**Textauszug**.
=====
Laut IBM Web-Datenbank gibt es drei Value Add Distributoren, die auf den eServer iSeries spezialisiert sind: Avnet CMG, Magirus und TD Midrange Systems. Einige weitere fallen unter das Stichwort Distributor und sind auch für die anderen Mitglieder der eServer-Familie ansprechbar. Sie nennen sich 1sttier-Partner, kaufen für mehr als 10 Millionen Euro jährlich und deshalb direkt bei IBM ein, und beliefern sämtliche 2ndtier-Häuser mit Hardware und mehr… Das Angebotsportfolio der Großhändler ist breit, selbst Global Services können über einen Distri bezogen werden. Der hält heute auch Know-how und Dienstleistungen vor, die in die Projekte der Systemhäuser on demand einfließen.
=====
**Aufgabe A**.
Schreiben Sie aus dem Textauszug über IBM-Distributoren die Passage wortgetreu ab, beginnend bei „Laut IBM Web-Datenbank“ und endend bei „on demand einfließen.“.
**Aufgabe B**.
Beantworten Sie die folgenden Fragen zum Textauszug über IBM-Distributoren:
(i) Wie viele Value Add Distributoren sind laut IBM Web-Datenbank auf den eServer iSeries spezialisiert?
(ii) Ab welchem jährlichen Einkaufsvolumen kaufen die 1sttier-Partner direkt bei IBM ein?
(iii) Welche Leistung kann laut Text selbst über einen Distributor bezogen werden?
**Aufgabe C**.
Knüpfen Sie an den letzten Satz des Textes über IBM-Distributoren an und schreiben Sie ihn weiter.
=====
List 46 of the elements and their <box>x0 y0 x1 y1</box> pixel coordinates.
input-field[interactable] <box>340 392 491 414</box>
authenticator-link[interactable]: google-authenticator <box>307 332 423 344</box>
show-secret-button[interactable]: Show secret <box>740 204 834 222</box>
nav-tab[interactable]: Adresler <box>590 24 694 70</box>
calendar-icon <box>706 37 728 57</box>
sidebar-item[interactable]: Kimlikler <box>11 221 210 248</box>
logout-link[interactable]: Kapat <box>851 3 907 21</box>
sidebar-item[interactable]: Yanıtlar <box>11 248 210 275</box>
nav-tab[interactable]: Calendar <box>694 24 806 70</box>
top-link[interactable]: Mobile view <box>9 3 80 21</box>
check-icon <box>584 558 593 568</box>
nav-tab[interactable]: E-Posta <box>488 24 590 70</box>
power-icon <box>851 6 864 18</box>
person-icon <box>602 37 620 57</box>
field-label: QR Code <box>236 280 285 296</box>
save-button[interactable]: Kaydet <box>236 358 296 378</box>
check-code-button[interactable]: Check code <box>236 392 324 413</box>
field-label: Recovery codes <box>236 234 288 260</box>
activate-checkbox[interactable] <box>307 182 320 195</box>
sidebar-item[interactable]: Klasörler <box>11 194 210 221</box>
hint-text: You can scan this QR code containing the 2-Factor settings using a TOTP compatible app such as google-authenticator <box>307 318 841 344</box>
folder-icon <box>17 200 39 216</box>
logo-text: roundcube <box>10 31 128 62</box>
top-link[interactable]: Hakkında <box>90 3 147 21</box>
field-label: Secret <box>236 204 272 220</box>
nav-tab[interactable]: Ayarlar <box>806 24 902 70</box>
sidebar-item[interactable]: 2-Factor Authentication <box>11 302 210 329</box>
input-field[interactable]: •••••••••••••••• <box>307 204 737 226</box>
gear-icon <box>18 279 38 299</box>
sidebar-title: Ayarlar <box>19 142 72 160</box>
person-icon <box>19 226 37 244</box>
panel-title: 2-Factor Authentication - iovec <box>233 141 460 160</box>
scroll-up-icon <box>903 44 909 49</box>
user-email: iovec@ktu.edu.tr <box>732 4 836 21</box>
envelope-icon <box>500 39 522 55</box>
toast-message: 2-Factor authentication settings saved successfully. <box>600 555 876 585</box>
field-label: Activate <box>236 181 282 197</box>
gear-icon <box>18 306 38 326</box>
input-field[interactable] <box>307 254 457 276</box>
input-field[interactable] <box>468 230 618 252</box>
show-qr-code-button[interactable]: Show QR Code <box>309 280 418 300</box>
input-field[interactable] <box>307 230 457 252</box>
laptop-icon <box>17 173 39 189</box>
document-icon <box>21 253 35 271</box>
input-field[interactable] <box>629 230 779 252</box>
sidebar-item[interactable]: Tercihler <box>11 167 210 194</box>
=====
**Lösung A**.
Laut IBM Web-Datenbank gibt es drei Value Add Distributoren, die auf den eServer iSeries spezialisiert sind: Avnet CMG, Magirus und TD Midrange Systems. Einige weitere fallen unter das Stichwort Distributor und sind auch für die anderen Mitglieder der eServer-Familie ansprechbar. Sie nennen sich 1sttier-Partner, kaufen für mehr als 10 Millionen Euro jährlich und deshalb direkt bei IBM ein, und beliefern sämtliche 2ndtier-Häuser mit Hardware und mehr… Das Angebotsportfolio der Großhändler ist breit, selbst Global Services können über einen Distri bezogen werden. Der hält heute auch Know-how und Dienstleistungen vor, die in die Projekte der Systemhäuser on demand einfließen.

**Lösung B**.
(i) Drei: Avnet CMG, Magirus und TD Midrange Systems.
(ii) Ab mehr als 10 Millionen Euro jährlich.
(iii) Global Services.

**Lösung C**.
Der Mittelstand in Westeuropa wird sich in diesem Jahr für mehr als 50 Prozent der IT-Investitionen verantwortlich zeichnen. So lauten die jüngsten Vorhersagen der Marktforscher von IDC. Große Unternehmen sind demnach zu 14 Prozent und sehr große zu 33 Prozent an dem Umsatzkuchen beteiligt. Die KMU (kleine und mittelständische Unternehmen) verfügen meist über eine heterogene IT-Landschaft, die ihren Partnern profundes Know-how, analytisches Geschick und den berühmten Blick über den Tellerrand abverlangt.

Wissen on demand

Wissen ist ein teures Gut – und auch Wissen muss sich rechnen. Weil die wenigsten Systemhäuser sich das notwendige Allround Know-how noch leisten können, schlüpfen die Value Add Distributoren mehr und mehr in die Rolle des Vermittlers. Quasi „on demand“ stellen sie ihren Partnern die Expertise zur Seite, die für das individuelle Kundenprojekt benötigt wird.

Wachs oder stirb

8,4 Prozent Wachstum pro Jahr bis 2006 hat IDC dem Channel prognostiziert. Durch die direkten Vertriebsmaßnahmen der Hersteller müssten die Distributoren Federn lassen, so IDC. Der indirekte Vertrieb werde im Jahr 2005 nur noch 44,6 Prozent der gesamten IT-Ausgaben im Vergleich zu 46 Prozent im Jahr 2001 ausmachen. 282,5 Milliarden Dollar war der Markt in Westeuropa zu diesem Zeitpunkt wert.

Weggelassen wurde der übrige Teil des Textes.